Reproduce the material below verbatim, line for line, but omit the picture placeholders.
____________________
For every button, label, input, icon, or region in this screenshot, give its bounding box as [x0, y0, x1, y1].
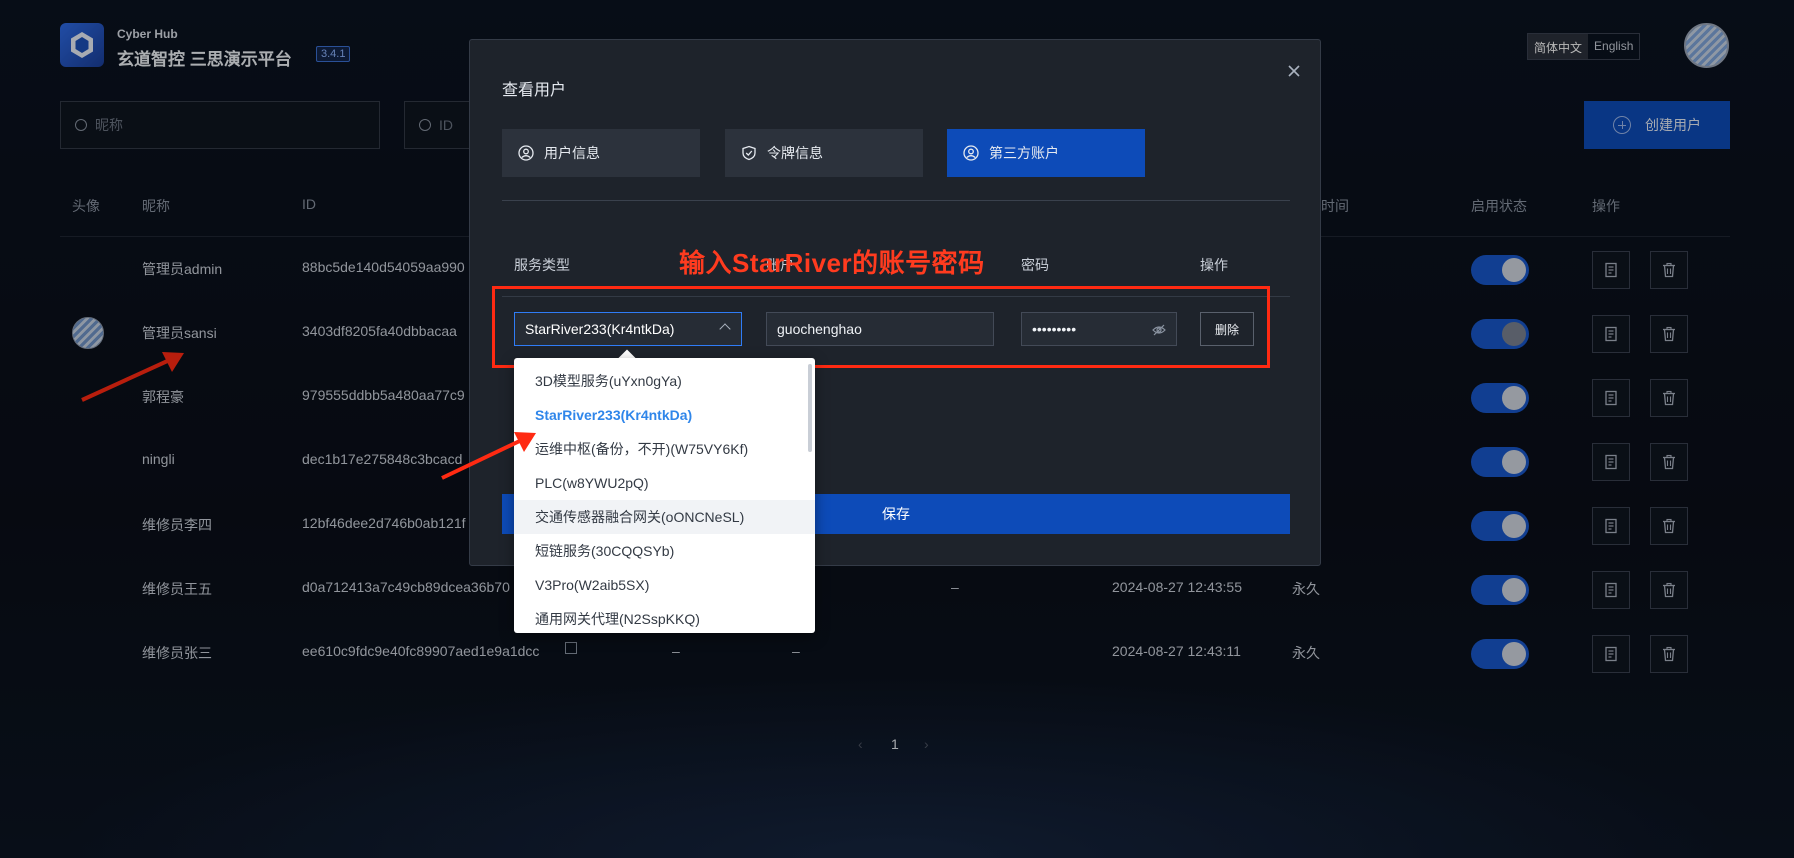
col-operations: 操作 [1200, 257, 1228, 273]
dropdown-option[interactable]: 通用网关代理(N2SspKKQ) [514, 602, 815, 633]
dropdown-option[interactable]: 运维中枢(备份，不开)(W75VY6Kf) [514, 432, 815, 466]
annotation-arrow-icon [441, 432, 536, 480]
close-icon[interactable] [1287, 64, 1301, 78]
dropdown-option[interactable]: 短链服务(30CQQSYb) [514, 534, 815, 568]
tab-third-party-accounts[interactable]: 第三方账户 [947, 129, 1145, 177]
col-service-type: 服务类型 [514, 257, 570, 273]
dropdown-option[interactable]: V3Pro(W2aib5SX) [514, 568, 815, 602]
dropdown-scrollbar[interactable] [808, 364, 812, 452]
tab-user-info[interactable]: 用户信息 [502, 129, 700, 177]
annotation-text: 输入StarRiver的账号密码 [679, 248, 985, 278]
dropdown-option[interactable]: 交通传感器融合网关(oONCNeSL) [514, 500, 815, 534]
dropdown-option[interactable]: 3D模型服务(uYxn0gYa) [514, 364, 815, 398]
modal-divider [502, 200, 1290, 201]
service-type-dropdown: 3D模型服务(uYxn0gYa) StarRiver233(Kr4ntkDa) 运维… [514, 358, 815, 633]
user-circle-icon [963, 145, 979, 161]
modal-title: 查看用户 [502, 82, 567, 99]
annotation-highlight-box [492, 286, 1270, 368]
user-circle-icon [518, 145, 534, 161]
shield-check-icon [742, 145, 756, 161]
tab-token-info[interactable]: 令牌信息 [725, 129, 923, 177]
dropdown-option[interactable]: PLC(w8YWU2pQ) [514, 466, 815, 500]
dropdown-option[interactable]: StarRiver233(Kr4ntkDa) [514, 398, 815, 432]
col-password: 密码 [1021, 257, 1049, 273]
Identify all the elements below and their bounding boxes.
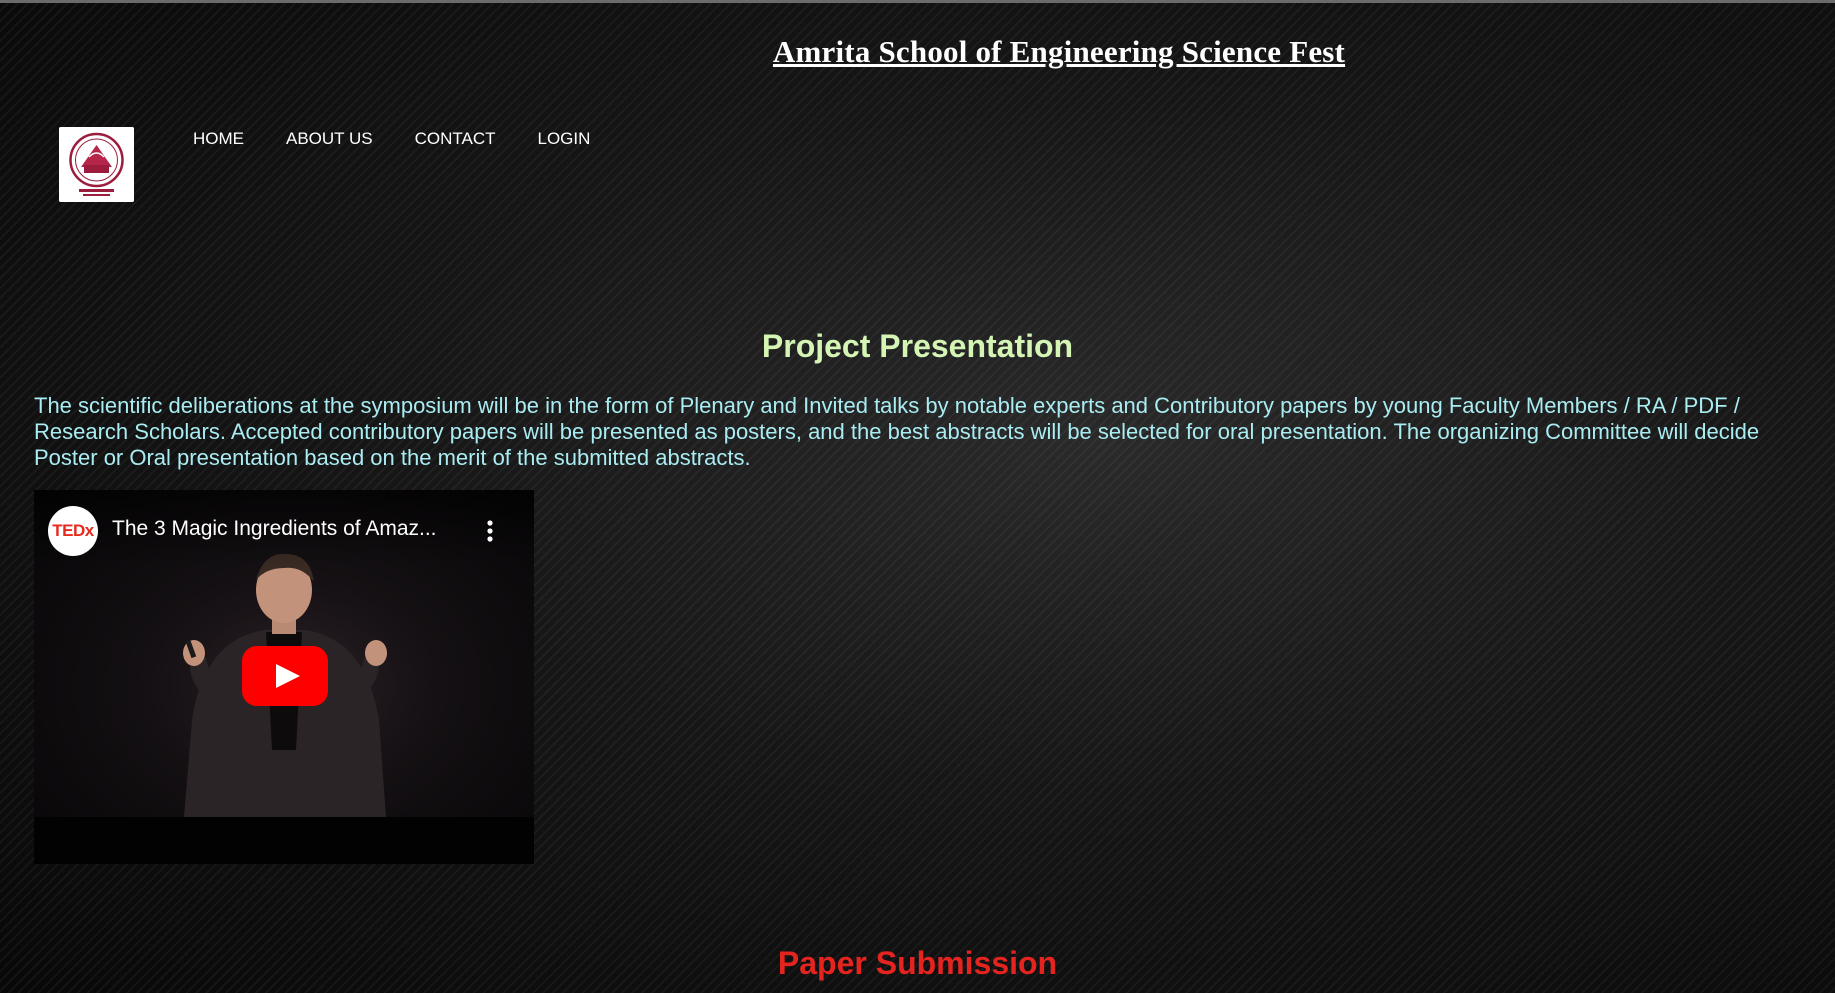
paper-submission-heading: Paper Submission	[777, 945, 1058, 981]
project-description: The scientific deliberations at the symp…	[34, 393, 1760, 470]
video-header: TEDx The 3 Magic Ingredients of Amaz...	[34, 490, 534, 566]
project-presentation-heading: Project Presentation	[761, 328, 1074, 364]
play-icon[interactable]	[242, 646, 328, 706]
tedx-logo-icon[interactable]: TEDx	[48, 506, 98, 556]
college-emblem-icon	[59, 127, 134, 202]
video-title[interactable]: The 3 Magic Ingredients of Amaz...	[112, 517, 437, 541]
nav-item-login[interactable]: LOGIN	[538, 129, 591, 149]
video-embed[interactable]: TEDx The 3 Magic Ingredients of Amaz...	[34, 490, 534, 864]
site-title: Amrita School of Engineering Science Fes…	[772, 34, 1346, 69]
nav-item-about-us[interactable]: ABOUT US	[286, 129, 373, 149]
page: Amrita School of Engineering Science Fes…	[0, 0, 1835, 993]
main-nav: HOME ABOUT US CONTACT LOGIN	[193, 129, 590, 149]
channel-badge: TEDx	[52, 521, 94, 540]
college-logo[interactable]	[59, 127, 134, 202]
browser-top-border	[0, 0, 1835, 3]
nav-item-home[interactable]: HOME	[193, 129, 244, 149]
video-bottom-bar	[34, 817, 534, 864]
nav-item-contact[interactable]: CONTACT	[415, 129, 496, 149]
more-vert-icon[interactable]	[480, 516, 500, 546]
____________________
## Solution for this task
For every button, label, input, icon, or region in this screenshot, give its bounding box as [x0, y0, x1, y1].
col-operations: 操作 [1200, 257, 1228, 273]
dropdown-option[interactable]: 通用网关代理(N2SspKKQ) [514, 602, 815, 633]
dropdown-option[interactable]: 运维中枢(备份，不开)(W75VY6Kf) [514, 432, 815, 466]
annotation-arrow-icon [441, 432, 536, 480]
close-icon[interactable] [1287, 64, 1301, 78]
dropdown-option[interactable]: 短链服务(30CQQSYb) [514, 534, 815, 568]
tab-third-party-accounts[interactable]: 第三方账户 [947, 129, 1145, 177]
col-service-type: 服务类型 [514, 257, 570, 273]
dropdown-option[interactable]: V3Pro(W2aib5SX) [514, 568, 815, 602]
dropdown-scrollbar[interactable] [808, 364, 812, 452]
tab-user-info[interactable]: 用户信息 [502, 129, 700, 177]
annotation-text: 输入StarRiver的账号密码 [679, 248, 985, 278]
dropdown-option[interactable]: 交通传感器融合网关(oONCNeSL) [514, 500, 815, 534]
dropdown-option[interactable]: 3D模型服务(uYxn0gYa) [514, 364, 815, 398]
modal-divider [502, 200, 1290, 201]
service-type-dropdown: 3D模型服务(uYxn0gYa) StarRiver233(Kr4ntkDa) 运维… [514, 358, 815, 633]
user-circle-icon [963, 145, 979, 161]
modal-title: 查看用户 [502, 82, 567, 99]
annotation-highlight-box [492, 286, 1270, 368]
user-circle-icon [518, 145, 534, 161]
shield-check-icon [742, 145, 756, 161]
tab-token-info[interactable]: 令牌信息 [725, 129, 923, 177]
dropdown-option[interactable]: PLC(w8YWU2pQ) [514, 466, 815, 500]
dropdown-option[interactable]: StarRiver233(Kr4ntkDa) [514, 398, 815, 432]
col-password: 密码 [1021, 257, 1049, 273]
Identify all the elements below and their bounding boxes.
paper-submission-heading: Paper Submission	[777, 945, 1058, 981]
project-description: The scientific deliberations at the symp…	[34, 393, 1760, 470]
video-header: TEDx The 3 Magic Ingredients of Amaz...	[34, 490, 534, 566]
project-presentation-heading: Project Presentation	[761, 328, 1074, 364]
play-icon[interactable]	[242, 646, 328, 706]
tedx-logo-icon[interactable]: TEDx	[48, 506, 98, 556]
college-emblem-icon	[59, 127, 134, 202]
video-title[interactable]: The 3 Magic Ingredients of Amaz...	[112, 517, 437, 541]
nav-item-login[interactable]: LOGIN	[538, 129, 591, 149]
video-embed[interactable]: TEDx The 3 Magic Ingredients of Amaz...	[34, 490, 534, 864]
site-title: Amrita School of Engineering Science Fes…	[772, 34, 1346, 69]
nav-item-about-us[interactable]: ABOUT US	[286, 129, 373, 149]
page: Amrita School of Engineering Science Fes…	[0, 0, 1835, 993]
main-nav: HOME ABOUT US CONTACT LOGIN	[193, 129, 590, 149]
channel-badge: TEDx	[52, 521, 94, 540]
college-logo[interactable]	[59, 127, 134, 202]
browser-top-border	[0, 0, 1835, 3]
nav-item-home[interactable]: HOME	[193, 129, 244, 149]
video-bottom-bar	[34, 817, 534, 864]
nav-item-contact[interactable]: CONTACT	[415, 129, 496, 149]
more-vert-icon[interactable]	[480, 516, 500, 546]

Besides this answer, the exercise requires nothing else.